Go through the material below and copy each line where the word "page" appears.

[Stored items from a collection]
· · ·
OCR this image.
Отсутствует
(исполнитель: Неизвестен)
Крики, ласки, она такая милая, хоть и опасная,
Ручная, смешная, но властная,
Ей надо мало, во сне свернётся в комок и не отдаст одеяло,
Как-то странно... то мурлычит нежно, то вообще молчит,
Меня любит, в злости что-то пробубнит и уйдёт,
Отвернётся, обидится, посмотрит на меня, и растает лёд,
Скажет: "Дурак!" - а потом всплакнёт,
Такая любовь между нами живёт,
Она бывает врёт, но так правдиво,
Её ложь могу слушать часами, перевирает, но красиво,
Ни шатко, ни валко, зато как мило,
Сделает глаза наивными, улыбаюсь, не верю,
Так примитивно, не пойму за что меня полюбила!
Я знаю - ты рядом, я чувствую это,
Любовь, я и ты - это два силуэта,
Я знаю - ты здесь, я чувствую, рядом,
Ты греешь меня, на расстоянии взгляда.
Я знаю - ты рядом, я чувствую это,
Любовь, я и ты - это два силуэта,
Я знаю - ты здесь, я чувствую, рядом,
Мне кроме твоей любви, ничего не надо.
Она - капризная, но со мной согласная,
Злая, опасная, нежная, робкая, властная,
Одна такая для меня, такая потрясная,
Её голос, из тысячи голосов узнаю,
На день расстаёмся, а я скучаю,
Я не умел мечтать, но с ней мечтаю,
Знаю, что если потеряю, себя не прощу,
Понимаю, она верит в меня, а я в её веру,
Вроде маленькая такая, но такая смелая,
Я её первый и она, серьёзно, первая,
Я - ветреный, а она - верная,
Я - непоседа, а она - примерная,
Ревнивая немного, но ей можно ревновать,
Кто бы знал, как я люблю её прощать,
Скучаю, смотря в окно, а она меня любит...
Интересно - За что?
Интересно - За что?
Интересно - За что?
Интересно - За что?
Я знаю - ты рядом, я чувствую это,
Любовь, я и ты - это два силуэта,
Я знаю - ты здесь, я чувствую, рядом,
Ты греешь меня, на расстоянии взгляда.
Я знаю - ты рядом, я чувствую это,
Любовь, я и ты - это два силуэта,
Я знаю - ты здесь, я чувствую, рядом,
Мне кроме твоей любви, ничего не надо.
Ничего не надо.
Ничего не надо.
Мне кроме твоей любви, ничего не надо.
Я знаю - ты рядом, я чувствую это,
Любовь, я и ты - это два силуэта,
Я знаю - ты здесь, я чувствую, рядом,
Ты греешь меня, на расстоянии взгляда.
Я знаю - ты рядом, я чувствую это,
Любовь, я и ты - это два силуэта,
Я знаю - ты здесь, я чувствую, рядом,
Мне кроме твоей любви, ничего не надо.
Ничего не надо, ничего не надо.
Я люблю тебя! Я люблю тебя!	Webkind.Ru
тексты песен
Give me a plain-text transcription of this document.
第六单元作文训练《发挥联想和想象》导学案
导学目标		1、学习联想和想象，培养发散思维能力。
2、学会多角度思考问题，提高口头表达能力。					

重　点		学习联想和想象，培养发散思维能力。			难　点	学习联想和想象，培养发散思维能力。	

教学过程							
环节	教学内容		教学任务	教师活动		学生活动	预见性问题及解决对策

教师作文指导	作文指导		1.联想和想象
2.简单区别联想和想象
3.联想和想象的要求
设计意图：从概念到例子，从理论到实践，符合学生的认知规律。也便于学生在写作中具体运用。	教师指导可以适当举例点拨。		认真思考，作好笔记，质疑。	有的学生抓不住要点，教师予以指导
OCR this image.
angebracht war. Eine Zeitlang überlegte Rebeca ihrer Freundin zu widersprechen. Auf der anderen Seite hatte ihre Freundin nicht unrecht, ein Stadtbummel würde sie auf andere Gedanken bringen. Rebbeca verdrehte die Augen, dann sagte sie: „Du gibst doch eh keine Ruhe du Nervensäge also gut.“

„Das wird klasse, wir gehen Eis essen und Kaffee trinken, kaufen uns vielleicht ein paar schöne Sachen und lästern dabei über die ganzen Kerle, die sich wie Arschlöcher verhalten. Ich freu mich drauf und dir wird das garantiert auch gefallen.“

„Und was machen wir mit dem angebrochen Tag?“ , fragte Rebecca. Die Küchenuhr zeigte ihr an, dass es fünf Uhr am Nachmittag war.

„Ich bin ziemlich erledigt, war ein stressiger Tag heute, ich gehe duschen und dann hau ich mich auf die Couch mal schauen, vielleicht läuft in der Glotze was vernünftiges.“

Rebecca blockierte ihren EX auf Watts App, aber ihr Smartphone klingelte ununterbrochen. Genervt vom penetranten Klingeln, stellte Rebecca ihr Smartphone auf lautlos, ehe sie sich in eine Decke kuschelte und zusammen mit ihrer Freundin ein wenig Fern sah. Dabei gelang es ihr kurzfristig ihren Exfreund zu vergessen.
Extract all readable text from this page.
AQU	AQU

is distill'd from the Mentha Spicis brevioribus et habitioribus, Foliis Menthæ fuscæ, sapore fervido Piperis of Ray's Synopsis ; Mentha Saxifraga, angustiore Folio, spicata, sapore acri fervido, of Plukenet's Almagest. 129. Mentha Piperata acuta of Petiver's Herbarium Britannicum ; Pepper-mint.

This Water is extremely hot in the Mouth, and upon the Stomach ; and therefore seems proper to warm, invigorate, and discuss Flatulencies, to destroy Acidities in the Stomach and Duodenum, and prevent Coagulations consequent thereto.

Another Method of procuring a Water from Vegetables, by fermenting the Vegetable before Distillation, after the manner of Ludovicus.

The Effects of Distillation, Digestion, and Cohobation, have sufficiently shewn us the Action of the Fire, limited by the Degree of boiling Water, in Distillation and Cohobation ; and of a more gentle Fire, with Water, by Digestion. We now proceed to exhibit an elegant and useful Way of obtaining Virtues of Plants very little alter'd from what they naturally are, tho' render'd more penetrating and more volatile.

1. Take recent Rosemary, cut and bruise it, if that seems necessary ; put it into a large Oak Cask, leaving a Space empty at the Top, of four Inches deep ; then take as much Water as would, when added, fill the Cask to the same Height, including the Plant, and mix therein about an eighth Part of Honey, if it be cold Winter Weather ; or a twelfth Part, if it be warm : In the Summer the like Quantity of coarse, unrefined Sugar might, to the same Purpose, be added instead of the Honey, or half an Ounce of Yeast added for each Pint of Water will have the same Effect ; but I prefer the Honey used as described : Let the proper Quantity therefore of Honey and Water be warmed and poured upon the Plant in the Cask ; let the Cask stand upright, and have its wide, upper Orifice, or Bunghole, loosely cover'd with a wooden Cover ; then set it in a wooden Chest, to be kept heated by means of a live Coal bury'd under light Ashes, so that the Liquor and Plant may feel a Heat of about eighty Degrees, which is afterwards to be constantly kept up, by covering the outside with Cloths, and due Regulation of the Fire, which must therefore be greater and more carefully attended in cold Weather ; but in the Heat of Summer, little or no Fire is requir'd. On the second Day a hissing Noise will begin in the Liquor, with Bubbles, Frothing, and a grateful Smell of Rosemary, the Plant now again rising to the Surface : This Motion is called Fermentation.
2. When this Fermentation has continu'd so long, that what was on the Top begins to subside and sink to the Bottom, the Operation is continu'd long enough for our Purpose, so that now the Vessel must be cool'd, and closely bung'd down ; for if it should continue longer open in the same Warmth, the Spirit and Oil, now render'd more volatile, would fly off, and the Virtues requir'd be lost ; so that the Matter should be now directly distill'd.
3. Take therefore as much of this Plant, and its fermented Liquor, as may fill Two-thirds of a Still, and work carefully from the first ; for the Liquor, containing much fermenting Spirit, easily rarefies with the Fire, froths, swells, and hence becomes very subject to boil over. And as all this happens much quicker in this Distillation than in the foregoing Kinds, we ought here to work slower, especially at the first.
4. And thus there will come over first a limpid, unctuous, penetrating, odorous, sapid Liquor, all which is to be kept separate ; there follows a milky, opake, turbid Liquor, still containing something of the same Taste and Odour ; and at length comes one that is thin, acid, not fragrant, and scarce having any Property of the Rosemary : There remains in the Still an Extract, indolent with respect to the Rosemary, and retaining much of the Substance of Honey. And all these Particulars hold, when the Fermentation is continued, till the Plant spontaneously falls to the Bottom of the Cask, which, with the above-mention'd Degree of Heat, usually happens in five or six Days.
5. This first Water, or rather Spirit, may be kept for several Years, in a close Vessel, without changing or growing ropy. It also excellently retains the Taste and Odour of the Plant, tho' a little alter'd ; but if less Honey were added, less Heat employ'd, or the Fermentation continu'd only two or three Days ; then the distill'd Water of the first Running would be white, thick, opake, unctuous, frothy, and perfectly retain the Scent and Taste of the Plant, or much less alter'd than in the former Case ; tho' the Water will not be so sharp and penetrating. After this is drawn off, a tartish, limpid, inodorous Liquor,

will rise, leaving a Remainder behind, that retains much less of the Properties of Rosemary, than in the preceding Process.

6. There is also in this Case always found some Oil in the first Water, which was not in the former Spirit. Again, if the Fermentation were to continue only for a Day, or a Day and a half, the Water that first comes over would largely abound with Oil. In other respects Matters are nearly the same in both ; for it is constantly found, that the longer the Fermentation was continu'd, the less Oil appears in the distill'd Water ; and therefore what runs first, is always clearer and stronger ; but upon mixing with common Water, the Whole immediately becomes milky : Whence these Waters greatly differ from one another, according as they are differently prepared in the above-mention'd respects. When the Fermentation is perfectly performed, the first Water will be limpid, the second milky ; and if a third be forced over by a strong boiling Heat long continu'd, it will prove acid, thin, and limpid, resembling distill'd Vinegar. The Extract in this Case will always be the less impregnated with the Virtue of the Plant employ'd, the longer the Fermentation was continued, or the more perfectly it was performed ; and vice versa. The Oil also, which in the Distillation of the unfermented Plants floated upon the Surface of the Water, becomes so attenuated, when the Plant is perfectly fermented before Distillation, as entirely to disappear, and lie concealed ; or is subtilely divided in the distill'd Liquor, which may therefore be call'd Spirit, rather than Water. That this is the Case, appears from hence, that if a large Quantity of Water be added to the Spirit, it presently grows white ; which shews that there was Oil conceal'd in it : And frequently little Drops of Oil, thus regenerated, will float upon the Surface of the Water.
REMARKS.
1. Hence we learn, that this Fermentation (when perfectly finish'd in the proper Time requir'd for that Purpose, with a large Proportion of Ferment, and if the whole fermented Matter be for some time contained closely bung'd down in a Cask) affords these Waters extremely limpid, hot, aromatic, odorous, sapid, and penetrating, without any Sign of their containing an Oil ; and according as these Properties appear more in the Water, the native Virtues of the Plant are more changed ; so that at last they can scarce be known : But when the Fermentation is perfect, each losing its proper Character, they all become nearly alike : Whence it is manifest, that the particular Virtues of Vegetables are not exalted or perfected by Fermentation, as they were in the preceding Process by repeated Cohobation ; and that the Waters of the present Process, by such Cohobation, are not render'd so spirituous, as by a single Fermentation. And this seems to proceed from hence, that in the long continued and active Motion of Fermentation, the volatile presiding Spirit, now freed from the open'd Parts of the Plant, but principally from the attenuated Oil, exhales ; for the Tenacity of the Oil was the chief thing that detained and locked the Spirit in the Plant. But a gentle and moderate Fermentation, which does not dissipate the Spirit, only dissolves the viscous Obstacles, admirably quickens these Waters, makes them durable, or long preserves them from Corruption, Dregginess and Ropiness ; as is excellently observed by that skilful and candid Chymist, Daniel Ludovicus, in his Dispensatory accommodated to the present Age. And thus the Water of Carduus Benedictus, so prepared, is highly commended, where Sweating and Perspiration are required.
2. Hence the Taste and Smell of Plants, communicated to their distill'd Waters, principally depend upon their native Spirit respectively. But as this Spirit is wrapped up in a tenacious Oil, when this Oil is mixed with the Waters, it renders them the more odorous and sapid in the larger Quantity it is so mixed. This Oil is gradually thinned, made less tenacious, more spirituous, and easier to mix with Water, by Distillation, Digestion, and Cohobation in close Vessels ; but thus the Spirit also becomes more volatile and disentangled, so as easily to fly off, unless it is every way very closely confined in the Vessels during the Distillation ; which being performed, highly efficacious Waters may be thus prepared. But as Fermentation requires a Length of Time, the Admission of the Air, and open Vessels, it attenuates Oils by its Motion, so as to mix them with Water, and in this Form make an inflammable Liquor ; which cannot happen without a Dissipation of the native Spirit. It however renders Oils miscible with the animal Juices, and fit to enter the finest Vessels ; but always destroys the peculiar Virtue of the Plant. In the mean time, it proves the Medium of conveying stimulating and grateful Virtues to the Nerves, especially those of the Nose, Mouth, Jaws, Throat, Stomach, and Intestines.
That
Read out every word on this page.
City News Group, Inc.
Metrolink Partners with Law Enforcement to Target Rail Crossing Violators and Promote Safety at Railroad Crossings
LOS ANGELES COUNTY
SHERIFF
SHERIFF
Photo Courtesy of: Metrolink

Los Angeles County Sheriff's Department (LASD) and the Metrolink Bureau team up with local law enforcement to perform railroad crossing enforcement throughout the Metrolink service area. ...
· · ·
- **Response to this task**:
Extract all readable text from this page.
Read out every word on this page.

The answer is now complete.